## Exercise prompt
Copy out every record below with complete accuracy.

Stored items:
** Begin **
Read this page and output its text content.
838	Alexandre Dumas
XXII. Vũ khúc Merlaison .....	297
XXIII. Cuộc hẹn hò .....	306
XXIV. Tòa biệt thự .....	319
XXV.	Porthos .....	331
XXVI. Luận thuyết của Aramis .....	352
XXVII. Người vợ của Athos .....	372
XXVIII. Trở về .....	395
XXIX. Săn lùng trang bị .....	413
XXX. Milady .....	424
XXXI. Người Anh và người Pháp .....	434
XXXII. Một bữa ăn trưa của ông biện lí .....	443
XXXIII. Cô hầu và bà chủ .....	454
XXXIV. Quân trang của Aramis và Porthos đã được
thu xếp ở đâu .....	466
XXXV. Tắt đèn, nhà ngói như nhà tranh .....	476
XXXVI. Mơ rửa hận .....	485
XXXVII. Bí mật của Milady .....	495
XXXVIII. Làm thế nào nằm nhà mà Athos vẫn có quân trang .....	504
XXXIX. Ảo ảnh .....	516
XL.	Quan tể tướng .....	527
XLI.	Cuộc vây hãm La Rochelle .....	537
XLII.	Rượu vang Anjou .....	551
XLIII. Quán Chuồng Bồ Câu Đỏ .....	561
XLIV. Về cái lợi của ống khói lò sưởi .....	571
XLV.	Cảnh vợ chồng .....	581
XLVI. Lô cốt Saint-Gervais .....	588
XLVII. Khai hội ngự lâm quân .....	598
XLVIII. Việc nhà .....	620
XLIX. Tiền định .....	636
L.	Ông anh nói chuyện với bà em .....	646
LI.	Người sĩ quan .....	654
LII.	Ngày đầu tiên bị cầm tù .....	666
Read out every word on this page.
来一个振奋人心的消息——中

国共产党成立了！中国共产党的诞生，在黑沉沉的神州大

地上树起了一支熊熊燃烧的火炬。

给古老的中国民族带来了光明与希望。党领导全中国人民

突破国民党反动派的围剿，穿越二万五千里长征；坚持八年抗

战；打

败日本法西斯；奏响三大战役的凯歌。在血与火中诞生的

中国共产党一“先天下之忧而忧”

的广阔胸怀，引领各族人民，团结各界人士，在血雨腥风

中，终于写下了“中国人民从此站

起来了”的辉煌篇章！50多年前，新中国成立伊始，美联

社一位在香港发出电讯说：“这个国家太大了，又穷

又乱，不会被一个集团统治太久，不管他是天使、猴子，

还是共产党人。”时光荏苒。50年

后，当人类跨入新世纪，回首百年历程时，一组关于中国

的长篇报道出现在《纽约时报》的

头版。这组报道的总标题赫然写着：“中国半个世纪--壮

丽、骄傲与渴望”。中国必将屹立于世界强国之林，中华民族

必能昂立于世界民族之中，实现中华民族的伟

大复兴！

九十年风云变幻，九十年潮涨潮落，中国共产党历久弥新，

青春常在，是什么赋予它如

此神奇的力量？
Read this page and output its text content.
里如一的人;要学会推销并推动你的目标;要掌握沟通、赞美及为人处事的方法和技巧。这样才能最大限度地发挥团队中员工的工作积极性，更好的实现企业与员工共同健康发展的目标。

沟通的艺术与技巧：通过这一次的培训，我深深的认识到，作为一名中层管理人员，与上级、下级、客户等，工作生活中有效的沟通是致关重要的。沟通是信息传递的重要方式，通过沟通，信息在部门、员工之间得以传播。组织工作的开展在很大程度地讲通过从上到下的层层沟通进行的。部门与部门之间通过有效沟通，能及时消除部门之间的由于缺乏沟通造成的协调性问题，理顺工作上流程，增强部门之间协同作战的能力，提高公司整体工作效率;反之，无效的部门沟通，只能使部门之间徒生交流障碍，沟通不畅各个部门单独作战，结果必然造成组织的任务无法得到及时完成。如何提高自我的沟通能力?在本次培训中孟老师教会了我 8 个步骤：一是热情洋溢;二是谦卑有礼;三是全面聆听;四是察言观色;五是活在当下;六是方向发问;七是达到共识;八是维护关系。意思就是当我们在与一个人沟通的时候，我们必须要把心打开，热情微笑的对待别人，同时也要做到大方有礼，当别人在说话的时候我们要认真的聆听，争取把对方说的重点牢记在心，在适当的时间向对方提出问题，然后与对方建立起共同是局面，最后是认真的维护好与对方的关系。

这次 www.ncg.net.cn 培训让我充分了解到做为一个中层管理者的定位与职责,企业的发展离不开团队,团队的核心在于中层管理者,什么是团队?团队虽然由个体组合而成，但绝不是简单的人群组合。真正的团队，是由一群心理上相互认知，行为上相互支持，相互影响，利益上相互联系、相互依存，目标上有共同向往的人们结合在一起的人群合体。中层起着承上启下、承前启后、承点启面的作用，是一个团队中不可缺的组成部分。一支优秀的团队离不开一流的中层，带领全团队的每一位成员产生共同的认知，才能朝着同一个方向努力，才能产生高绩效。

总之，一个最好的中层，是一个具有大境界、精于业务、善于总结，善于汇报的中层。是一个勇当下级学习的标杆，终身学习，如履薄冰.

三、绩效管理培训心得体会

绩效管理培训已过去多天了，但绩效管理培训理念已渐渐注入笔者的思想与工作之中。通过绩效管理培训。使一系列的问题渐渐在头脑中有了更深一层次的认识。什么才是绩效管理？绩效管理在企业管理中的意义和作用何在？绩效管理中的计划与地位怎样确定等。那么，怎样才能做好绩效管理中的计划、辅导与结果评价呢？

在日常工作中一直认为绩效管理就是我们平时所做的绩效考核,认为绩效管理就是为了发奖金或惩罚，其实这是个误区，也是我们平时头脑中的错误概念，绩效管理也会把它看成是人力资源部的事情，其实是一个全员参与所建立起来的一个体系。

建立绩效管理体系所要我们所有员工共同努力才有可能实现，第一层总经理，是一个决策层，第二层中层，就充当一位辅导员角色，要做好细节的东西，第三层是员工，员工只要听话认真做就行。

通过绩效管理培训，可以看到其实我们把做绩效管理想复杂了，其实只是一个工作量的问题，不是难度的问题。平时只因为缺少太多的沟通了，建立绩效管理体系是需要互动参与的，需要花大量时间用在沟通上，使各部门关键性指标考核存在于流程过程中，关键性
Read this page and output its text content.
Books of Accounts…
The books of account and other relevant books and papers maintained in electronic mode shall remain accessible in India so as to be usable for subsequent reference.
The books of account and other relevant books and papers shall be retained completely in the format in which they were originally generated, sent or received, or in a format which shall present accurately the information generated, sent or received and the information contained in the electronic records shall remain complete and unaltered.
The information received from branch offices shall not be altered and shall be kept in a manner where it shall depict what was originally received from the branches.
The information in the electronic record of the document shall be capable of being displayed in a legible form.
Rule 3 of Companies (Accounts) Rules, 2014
** End **
## Written response
Read this page and output its text content.
838	Alexandre Dumas
XXII. Vũ khúc Merlaison .....	297
XXIII. Cuộc hẹn hò .....	306
XXIV. Tòa biệt thự .....	319
XXV.	Porthos .....	331
XXVI. Luận thuyết của Aramis .....	352
XXVII. Người vợ của Athos .....	372
XXVIII. Trở về .....	395
XXIX. Săn lùng trang bị .....	413
XXX. Milady .....	424
XXXI. Người Anh và người Pháp .....	434
XXXII. Một bữa ăn trưa của ông biện lí .....	443
XXXIII. Cô hầu và bà chủ .....	454
XXXIV. Quân trang của Aramis và Porthos đã được
thu xếp ở đâu .....	466
XXXV. Tắt đèn, nhà ngói như nhà tranh .....	476
XXXVI. Mơ rửa hận .....	485
XXXVII. Bí mật của Milady .....	495
XXXVIII. Làm thế nào nằm nhà mà Athos vẫn có quân trang .....	504
XXXIX. Ảo ảnh .....	516
XL.	Quan tể tướng .....	527
XLI.	Cuộc vây hãm La Rochelle .....	537
XLII.	Rượu vang Anjou .....	551
XLIII. Quán Chuồng Bồ Câu Đỏ .....	561
XLIV. Về cái lợi của ống khói lò sưởi .....	571
XLV.	Cảnh vợ chồng .....	581
XLVI. Lô cốt Saint-Gervais .....	588
XLVII. Khai hội ngự lâm quân .....	598
XLVIII. Việc nhà .....	620
XLIX. Tiền định .....	636
L.	Ông anh nói chuyện với bà em .....	646
LI.	Người sĩ quan .....	654
LII.	Ngày đầu tiên bị cầm tù .....	666
Read out every word on this page.
来一个振奋人心的消息——中

国共产党成立了！中国共产党的诞生，在黑沉沉的神州大

地上树起了一支熊熊燃烧的火炬。

给古老的中国民族带来了光明与希望。党领导全中国人民

突破国民党反动派的围剿，穿越二万五千里长征；坚持八年抗

战；打

败日本法西斯；奏响三大战役的凯歌。在血与火中诞生的

中国共产党一“先天下之忧而忧”

的广阔胸怀，引领各族人民，团结各界人士，在血雨腥风

中，终于写下了“中国人民从此站

起来了”的辉煌篇章！50多年前，新中国成立伊始，美联

社一位在香港发出电讯说：“这个国家太大了，又穷

又乱，不会被一个集团统治太久，不管他是天使、猴子，

还是共产党人。”时光荏苒。50年

后，当人类跨入新世纪，回首百年历程时，一组关于中国

的长篇报道出现在《纽约时报》的

头版。这组报道的总标题赫然写着：“中国半个世纪--壮

丽、骄傲与渴望”。中国必将屹立于世界强国之林，中华民族

必能昂立于世界民族之中，实现中华民族的伟

大复兴！

九十年风云变幻，九十年潮涨潮落，中国共产党历久弥新，

青春常在，是什么赋予它如

此神奇的力量？
Read this page and output its text content.
里如一的人;要学会推销并推动你的目标;要掌握沟通、赞美及为人处事的方法和技巧。这样才能最大限度地发挥团队中员工的工作积极性，更好的实现企业与员工共同健康发展的目标。

沟通的艺术与技巧：通过这一次的培训，我深深的认识到，作为一名中层管理人员，与上级、下级、客户等，工作生活中有效的沟通是致关重要的。沟通是信息传递的重要方式，通过沟通，信息在部门、员工之间得以传播。组织工作的开展在很大程度地讲通过从上到下的层层沟通进行的。部门与部门之间通过有效沟通，能及时消除部门之间的由于缺乏沟通造成的协调性问题，理顺工作上流程，增强部门之间协同作战的能力，提高公司整体工作效率;反之，无效的部门沟通，只能使部门之间徒生交流障碍，沟通不畅各个部门单独作战，结果必然造成组织的任务无法得到及时完成。如何提高自我的沟通能力?在本次培训中孟老师教会了我 8 个步骤：一是热情洋溢;二是谦卑有礼;三是全面聆听;四是察言观色;五是活在当下;六是方向发问;七是达到共识;八是维护关系。意思就是当我们在与一个人沟通的时候，我们必须要把心打开，热情微笑的对待别人，同时也要做到大方有礼，当别人在说话的时候我们要认真的聆听，争取把对方说的重点牢记在心，在适当的时间向对方提出问题，然后与对方建立起共同是局面，最后是认真的维护好与对方的关系。

这次 www.ncg.net.cn 培训让我充分了解到做为一个中层管理者的定位与职责,企业的发展离不开团队,团队的核心在于中层管理者,什么是团队?团队虽然由个体组合而成，但绝不是简单的人群组合。真正的团队，是由一群心理上相互认知，行为上相互支持，相互影响，利益上相互联系、相互依存，目标上有共同向往的人们结合在一起的人群合体。中层起着承上启下、承前启后、承点启面的作用，是一个团队中不可缺的组成部分。一支优秀的团队离不开一流的中层，带领全团队的每一位成员产生共同的认知，才能朝着同一个方向努力，才能产生高绩效。

总之，一个最好的中层，是一个具有大境界、精于业务、善于总结，善于汇报的中层。是一个勇当下级学习的标杆，终身学习，如履薄冰.

三、绩效管理培训心得体会

绩效管理培训已过去多天了，但绩效管理培训理念已渐渐注入笔者的思想与工作之中。通过绩效管理培训。使一系列的问题渐渐在头脑中有了更深一层次的认识。什么才是绩效管理？绩效管理在企业管理中的意义和作用何在？绩效管理中的计划与地位怎样确定等。那么，怎样才能做好绩效管理中的计划、辅导与结果评价呢？

在日常工作中一直认为绩效管理就是我们平时所做的绩效考核,认为绩效管理就是为了发奖金或惩罚，其实这是个误区，也是我们平时头脑中的错误概念，绩效管理也会把它看成是人力资源部的事情，其实是一个全员参与所建立起来的一个体系。

建立绩效管理体系所要我们所有员工共同努力才有可能实现，第一层总经理，是一个决策层，第二层中层，就充当一位辅导员角色，要做好细节的东西，第三层是员工，员工只要听话认真做就行。

通过绩效管理培训，可以看到其实我们把做绩效管理想复杂了，其实只是一个工作量的问题，不是难度的问题。平时只因为缺少太多的沟通了，建立绩效管理体系是需要互动参与的，需要花大量时间用在沟通上，使各部门关键性指标考核存在于流程过程中，关键性
Read this page and output its text content.
Books of Accounts…
The books of account and other relevant books and papers maintained in electronic mode shall remain accessible in India so as to be usable for subsequent reference.
The books of account and other relevant books and papers shall be retained completely in the format in which they were originally generated, sent or received, or in a format which shall present accurately the information generated, sent or received and the information contained in the electronic records shall remain complete and unaltered.
The information received from branch offices shall not be altered and shall be kept in a manner where it shall depict what was originally received from the branches.
The information in the electronic record of the document shall be capable of being displayed in a legible form.
Rule 3 of Companies (Accounts) Rules, 2014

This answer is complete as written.